Records shown |
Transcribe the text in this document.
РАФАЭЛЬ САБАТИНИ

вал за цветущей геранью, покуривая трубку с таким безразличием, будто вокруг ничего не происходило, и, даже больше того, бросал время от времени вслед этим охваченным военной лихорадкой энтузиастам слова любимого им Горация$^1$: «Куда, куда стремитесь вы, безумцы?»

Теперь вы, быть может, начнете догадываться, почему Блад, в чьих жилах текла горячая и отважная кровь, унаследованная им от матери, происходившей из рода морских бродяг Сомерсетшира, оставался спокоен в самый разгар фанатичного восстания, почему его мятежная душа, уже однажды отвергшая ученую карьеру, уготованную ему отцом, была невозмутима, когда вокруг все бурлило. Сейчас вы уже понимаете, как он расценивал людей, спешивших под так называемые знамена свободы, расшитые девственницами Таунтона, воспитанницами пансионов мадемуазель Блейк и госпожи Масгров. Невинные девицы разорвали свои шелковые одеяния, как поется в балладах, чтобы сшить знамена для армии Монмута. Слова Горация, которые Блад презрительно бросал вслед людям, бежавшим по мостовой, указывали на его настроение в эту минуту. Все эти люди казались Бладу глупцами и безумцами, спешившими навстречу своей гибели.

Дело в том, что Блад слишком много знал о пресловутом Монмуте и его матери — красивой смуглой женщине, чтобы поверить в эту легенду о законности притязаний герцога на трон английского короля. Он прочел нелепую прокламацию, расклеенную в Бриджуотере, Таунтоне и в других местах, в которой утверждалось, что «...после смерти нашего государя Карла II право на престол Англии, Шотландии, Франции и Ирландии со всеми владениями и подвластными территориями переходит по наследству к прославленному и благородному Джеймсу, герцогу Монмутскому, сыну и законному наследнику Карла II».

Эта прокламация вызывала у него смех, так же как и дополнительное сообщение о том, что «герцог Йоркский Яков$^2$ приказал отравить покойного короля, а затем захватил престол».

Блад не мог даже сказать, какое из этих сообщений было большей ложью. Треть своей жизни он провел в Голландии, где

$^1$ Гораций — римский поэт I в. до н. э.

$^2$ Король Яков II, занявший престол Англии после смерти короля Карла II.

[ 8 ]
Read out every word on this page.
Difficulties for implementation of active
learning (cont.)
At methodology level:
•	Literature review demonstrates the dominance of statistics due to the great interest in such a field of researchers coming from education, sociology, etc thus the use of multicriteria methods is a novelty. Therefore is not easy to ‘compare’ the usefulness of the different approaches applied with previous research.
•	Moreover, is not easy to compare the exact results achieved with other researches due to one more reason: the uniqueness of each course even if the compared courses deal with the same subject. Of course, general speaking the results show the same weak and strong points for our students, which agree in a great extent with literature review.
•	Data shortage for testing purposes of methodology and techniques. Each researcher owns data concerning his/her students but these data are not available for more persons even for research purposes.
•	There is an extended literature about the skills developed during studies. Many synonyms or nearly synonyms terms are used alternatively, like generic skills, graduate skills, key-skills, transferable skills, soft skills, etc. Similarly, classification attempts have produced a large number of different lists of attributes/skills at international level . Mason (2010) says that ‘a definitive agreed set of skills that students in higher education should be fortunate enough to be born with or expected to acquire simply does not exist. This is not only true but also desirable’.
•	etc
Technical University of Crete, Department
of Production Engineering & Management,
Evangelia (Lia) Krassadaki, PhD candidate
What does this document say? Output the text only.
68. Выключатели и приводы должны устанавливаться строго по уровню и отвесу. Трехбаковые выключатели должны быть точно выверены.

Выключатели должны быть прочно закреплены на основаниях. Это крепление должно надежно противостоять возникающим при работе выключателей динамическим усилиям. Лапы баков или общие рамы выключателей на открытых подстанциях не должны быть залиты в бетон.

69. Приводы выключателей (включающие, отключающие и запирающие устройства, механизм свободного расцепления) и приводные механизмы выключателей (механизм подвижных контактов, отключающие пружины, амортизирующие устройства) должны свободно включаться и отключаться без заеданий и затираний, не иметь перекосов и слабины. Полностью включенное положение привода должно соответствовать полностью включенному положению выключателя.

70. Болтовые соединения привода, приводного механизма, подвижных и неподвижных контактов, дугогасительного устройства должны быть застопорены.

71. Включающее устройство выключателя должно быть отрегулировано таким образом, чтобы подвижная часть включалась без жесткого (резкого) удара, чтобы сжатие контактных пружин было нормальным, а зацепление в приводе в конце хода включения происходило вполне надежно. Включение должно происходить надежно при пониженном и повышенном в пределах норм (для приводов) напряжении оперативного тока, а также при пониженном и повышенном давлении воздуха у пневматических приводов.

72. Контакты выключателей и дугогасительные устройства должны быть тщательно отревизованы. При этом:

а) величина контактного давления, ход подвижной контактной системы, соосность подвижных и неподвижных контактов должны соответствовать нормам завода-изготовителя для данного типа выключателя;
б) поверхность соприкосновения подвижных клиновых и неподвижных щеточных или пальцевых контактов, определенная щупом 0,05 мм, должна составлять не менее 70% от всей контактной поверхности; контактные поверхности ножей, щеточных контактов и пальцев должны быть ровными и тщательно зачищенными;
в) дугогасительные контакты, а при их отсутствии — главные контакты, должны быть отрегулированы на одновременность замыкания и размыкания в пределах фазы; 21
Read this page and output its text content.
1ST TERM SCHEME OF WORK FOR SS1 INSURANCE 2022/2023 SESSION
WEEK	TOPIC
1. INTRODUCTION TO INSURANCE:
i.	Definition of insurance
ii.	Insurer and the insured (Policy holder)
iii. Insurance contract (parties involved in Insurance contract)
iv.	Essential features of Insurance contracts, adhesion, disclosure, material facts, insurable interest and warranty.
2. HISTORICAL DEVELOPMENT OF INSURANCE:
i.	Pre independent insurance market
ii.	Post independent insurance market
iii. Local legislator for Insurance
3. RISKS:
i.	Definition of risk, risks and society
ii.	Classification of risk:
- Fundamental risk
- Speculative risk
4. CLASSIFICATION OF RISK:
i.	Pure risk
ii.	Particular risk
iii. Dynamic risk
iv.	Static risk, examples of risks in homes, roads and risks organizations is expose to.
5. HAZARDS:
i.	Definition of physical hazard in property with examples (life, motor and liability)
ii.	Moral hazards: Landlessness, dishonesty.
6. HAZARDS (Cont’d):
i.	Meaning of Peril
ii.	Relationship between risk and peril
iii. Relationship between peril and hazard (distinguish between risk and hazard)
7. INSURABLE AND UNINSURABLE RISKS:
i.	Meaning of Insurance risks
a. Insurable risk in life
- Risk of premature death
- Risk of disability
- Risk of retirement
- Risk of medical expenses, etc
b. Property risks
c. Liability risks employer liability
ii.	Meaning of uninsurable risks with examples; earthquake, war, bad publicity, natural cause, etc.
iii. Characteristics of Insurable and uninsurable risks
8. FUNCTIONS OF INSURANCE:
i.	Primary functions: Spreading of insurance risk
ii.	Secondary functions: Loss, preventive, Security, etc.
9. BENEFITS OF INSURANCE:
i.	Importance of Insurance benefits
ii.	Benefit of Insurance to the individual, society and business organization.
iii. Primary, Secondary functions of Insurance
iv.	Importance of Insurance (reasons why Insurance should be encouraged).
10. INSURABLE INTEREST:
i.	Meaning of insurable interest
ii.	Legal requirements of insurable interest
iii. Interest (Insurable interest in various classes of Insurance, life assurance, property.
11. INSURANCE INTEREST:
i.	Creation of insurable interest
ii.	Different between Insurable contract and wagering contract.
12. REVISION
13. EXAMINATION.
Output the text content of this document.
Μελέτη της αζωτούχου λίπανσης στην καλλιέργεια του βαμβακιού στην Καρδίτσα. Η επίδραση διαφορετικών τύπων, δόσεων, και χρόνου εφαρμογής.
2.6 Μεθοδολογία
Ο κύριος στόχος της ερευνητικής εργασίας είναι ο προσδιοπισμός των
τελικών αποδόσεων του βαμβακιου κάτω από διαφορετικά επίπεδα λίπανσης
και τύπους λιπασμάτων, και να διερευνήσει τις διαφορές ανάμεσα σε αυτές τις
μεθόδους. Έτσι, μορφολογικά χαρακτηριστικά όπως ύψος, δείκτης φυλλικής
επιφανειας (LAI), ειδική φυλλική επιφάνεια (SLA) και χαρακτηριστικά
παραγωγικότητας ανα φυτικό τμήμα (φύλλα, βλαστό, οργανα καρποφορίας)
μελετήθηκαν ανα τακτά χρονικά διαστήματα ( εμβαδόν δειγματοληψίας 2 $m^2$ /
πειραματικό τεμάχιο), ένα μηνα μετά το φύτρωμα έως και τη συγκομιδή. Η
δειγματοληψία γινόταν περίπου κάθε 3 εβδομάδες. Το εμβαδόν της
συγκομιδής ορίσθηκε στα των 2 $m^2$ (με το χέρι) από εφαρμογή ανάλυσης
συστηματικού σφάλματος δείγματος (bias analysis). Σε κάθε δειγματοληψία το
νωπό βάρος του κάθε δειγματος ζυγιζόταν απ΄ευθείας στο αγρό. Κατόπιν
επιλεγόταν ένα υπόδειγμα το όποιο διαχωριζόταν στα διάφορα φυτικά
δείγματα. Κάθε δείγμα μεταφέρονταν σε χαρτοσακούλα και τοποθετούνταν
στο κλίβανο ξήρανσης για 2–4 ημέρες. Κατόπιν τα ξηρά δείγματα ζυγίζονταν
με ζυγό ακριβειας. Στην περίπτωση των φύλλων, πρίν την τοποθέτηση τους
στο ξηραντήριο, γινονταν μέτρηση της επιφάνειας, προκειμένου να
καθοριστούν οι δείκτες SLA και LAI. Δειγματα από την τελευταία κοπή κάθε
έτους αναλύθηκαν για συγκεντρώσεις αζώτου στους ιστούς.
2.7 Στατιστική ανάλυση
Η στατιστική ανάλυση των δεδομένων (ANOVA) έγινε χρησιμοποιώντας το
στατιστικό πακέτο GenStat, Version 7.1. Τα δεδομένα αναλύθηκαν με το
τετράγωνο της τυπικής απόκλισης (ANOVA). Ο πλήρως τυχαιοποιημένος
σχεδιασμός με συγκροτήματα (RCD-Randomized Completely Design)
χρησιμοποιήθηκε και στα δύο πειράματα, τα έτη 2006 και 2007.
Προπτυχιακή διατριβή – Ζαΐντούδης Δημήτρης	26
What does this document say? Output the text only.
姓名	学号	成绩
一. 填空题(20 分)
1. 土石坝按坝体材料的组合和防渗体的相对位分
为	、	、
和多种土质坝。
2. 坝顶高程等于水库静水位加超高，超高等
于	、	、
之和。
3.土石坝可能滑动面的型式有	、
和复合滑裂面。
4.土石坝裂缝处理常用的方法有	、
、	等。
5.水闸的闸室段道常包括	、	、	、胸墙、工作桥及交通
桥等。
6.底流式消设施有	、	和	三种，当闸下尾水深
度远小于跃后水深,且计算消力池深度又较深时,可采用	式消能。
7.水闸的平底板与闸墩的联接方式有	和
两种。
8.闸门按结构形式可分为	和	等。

Required task | Check each line of the entries above for the word "liability". List the ones that have it.

Solution for this task |
i.	Definition of physical hazard in property with examples (life, motor and liability)
c. Liability risks employer liability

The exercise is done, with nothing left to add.